===== Material for this exercise

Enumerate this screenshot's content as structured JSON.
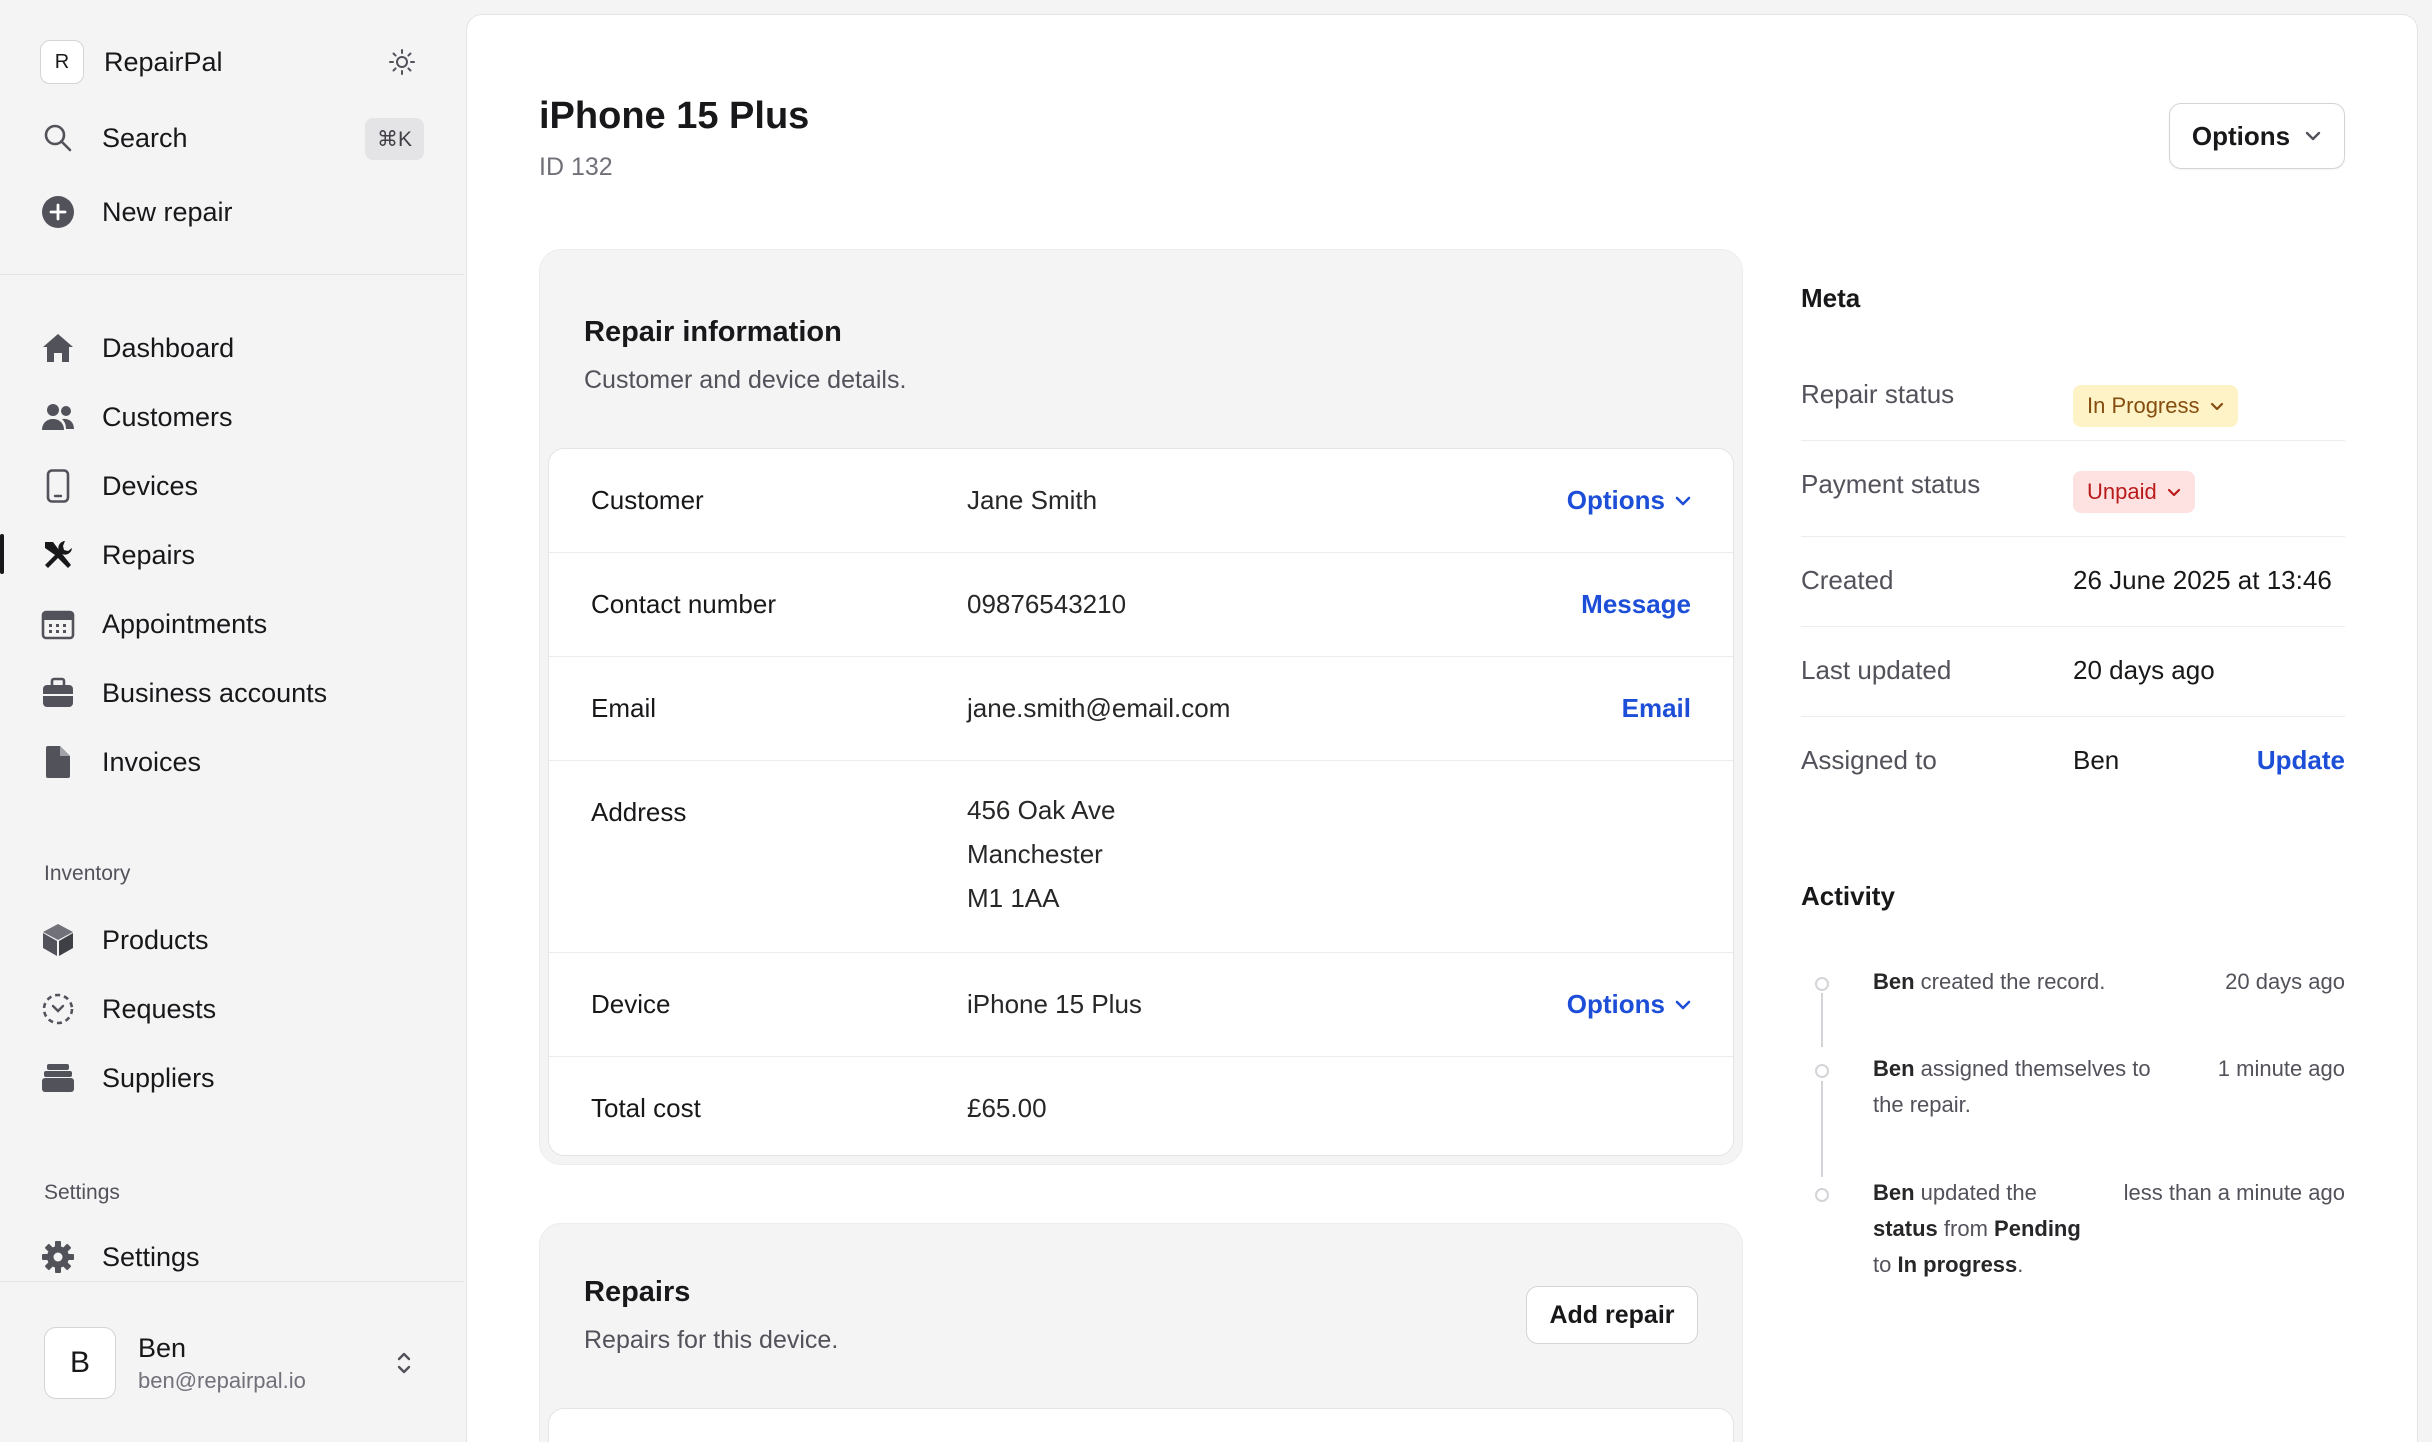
{
  "app": {
    "logo_letter": "R",
    "name": "RepairPal"
  },
  "sidebar": {
    "search_label": "Search",
    "search_shortcut": "⌘K",
    "new_repair_label": "New repair",
    "nav": [
      {
        "label": "Dashboard",
        "icon": "home-icon"
      },
      {
        "label": "Customers",
        "icon": "users-icon"
      },
      {
        "label": "Devices",
        "icon": "phone-icon"
      },
      {
        "label": "Repairs",
        "icon": "wrench-icon",
        "active": true
      },
      {
        "label": "Appointments",
        "icon": "calendar-icon"
      },
      {
        "label": "Business accounts",
        "icon": "briefcase-icon"
      },
      {
        "label": "Invoices",
        "icon": "document-icon"
      }
    ],
    "inventory_heading": "Inventory",
    "inventory": [
      {
        "label": "Products",
        "icon": "cube-icon"
      },
      {
        "label": "Requests",
        "icon": "dashed-request-icon"
      },
      {
        "label": "Suppliers",
        "icon": "stack-icon"
      }
    ],
    "settings_heading": "Settings",
    "settings_label": "Settings",
    "user": {
      "initial": "B",
      "name": "Ben",
      "email": "ben@repairpal.io"
    }
  },
  "page": {
    "title": "iPhone 15 Plus",
    "id_text": "ID 132",
    "options_label": "Options"
  },
  "repair_info": {
    "title": "Repair information",
    "subtitle": "Customer and device details.",
    "rows": {
      "customer": {
        "label": "Customer",
        "value": "Jane Smith",
        "action": "Options"
      },
      "contact": {
        "label": "Contact number",
        "value": "09876543210",
        "action": "Message"
      },
      "email": {
        "label": "Email",
        "value": "jane.smith@email.com",
        "action": "Email"
      },
      "address": {
        "label": "Address",
        "lines": [
          "456 Oak Ave",
          "Manchester",
          "M1 1AA"
        ]
      },
      "device": {
        "label": "Device",
        "value": "iPhone 15 Plus",
        "action": "Options"
      },
      "total": {
        "label": "Total cost",
        "value": "£65.00"
      }
    }
  },
  "repairs_card": {
    "title": "Repairs",
    "subtitle": "Repairs for this device.",
    "add_label": "Add repair"
  },
  "meta": {
    "heading": "Meta",
    "repair_status": {
      "label": "Repair status",
      "value": "In Progress"
    },
    "payment_status": {
      "label": "Payment status",
      "value": "Unpaid"
    },
    "created": {
      "label": "Created",
      "value": "26 June 2025 at 13:46"
    },
    "last_updated": {
      "label": "Last updated",
      "value": "20 days ago"
    },
    "assigned": {
      "label": "Assigned to",
      "value": "Ben",
      "action": "Update"
    }
  },
  "activity": {
    "heading": "Activity",
    "items": [
      {
        "actor": "Ben",
        "text": " created the record.",
        "time": "20 days ago"
      },
      {
        "actor": "Ben",
        "text": " assigned themselves to the repair.",
        "time": "1 minute ago"
      },
      {
        "actor": "Ben",
        "text_1": " updated the ",
        "bold_1": "status",
        "text_2": " from ",
        "bold_2": "Pending",
        "text_3": " to ",
        "bold_3": "In progress",
        "text_4": ".",
        "time": "less than a minute ago"
      }
    ]
  },
  "colors": {
    "link": "#1d4ed8",
    "in_progress_bg": "#fef3c7",
    "in_progress_text": "#854d0e",
    "unpaid_bg": "#fee2e2",
    "unpaid_text": "#b91c1c"
  }
}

==========

Your goal: Pick out every line of the listing containing the word "iPhone", and show those lines.

Task output:
    "title": "iPhone 15 Plus",
        "value": "iPhone 15 Plus",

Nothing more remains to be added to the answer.